**WHAT THE TASK REQUIRES**
Search the data for the word "content". Reproduce every line where it is found.

(Dataset excerpts)
** BEGIN **

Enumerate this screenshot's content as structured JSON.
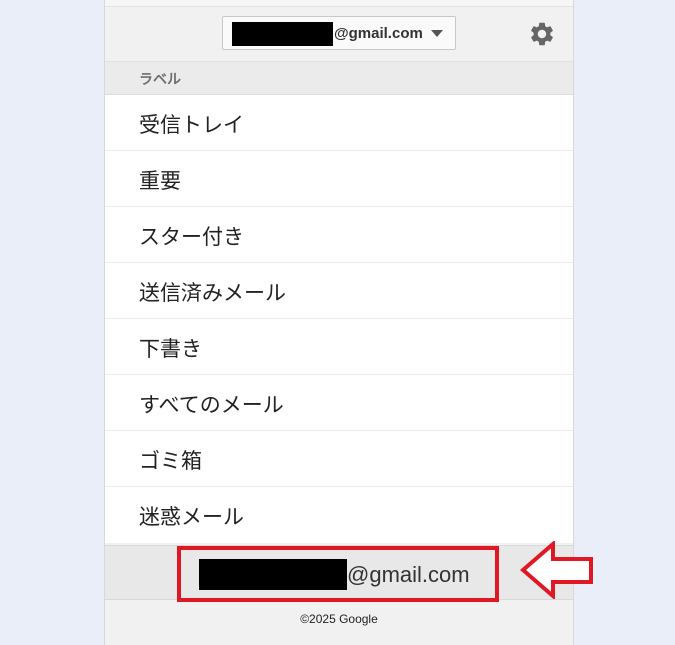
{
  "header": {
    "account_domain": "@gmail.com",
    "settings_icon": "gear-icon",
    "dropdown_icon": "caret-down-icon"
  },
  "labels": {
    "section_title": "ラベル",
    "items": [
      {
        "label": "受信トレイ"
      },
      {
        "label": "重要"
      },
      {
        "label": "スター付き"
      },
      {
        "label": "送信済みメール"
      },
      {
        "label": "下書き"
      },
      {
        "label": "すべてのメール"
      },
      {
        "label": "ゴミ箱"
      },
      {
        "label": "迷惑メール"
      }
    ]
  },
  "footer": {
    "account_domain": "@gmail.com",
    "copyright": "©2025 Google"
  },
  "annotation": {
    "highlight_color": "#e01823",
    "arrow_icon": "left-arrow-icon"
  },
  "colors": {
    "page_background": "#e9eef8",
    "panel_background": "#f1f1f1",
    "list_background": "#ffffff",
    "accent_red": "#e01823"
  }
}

** END **
** BEGIN **

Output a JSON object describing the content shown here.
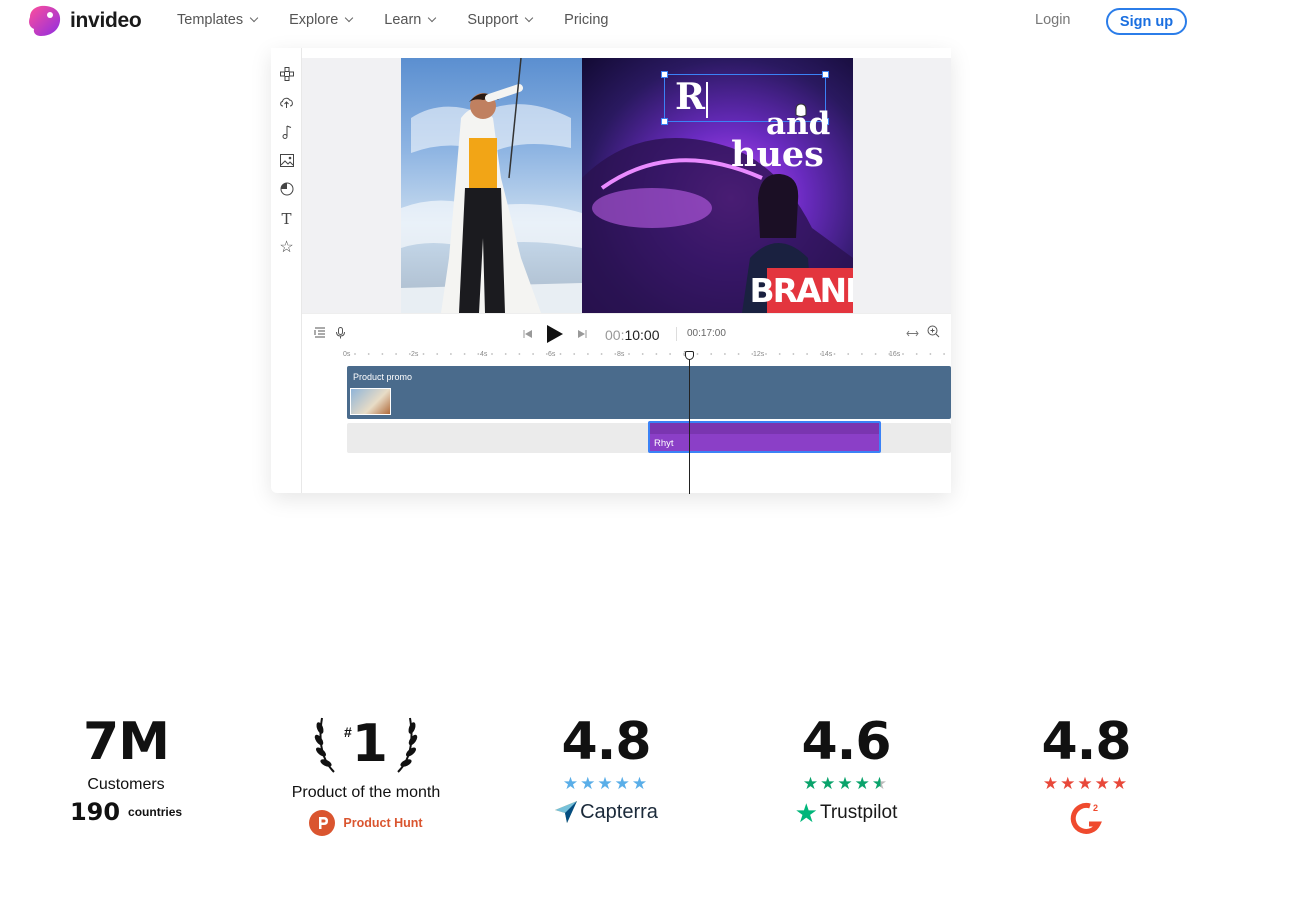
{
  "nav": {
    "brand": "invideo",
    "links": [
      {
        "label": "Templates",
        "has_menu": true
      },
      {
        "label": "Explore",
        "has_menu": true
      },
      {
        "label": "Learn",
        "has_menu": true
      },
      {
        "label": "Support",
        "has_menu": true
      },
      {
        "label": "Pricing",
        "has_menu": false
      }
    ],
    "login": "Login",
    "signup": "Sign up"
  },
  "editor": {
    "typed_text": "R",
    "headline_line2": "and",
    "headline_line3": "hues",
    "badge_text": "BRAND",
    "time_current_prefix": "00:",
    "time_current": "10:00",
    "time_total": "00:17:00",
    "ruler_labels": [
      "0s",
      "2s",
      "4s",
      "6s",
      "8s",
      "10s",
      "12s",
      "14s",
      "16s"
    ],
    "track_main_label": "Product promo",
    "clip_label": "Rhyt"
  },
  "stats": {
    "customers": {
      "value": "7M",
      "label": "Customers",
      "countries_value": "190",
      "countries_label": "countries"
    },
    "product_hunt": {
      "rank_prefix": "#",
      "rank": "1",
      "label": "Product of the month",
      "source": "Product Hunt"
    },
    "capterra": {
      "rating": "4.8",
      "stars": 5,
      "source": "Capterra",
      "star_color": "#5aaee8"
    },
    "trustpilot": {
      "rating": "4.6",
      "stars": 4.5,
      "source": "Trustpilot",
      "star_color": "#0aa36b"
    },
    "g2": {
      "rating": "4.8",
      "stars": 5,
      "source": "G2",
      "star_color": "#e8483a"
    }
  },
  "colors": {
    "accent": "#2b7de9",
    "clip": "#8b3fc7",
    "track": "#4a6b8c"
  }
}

** END **

**SOLUTION TO THE PROBLEM**
Enumerate this screenshot's content as structured JSON.
Output a JSON object describing the content shown here.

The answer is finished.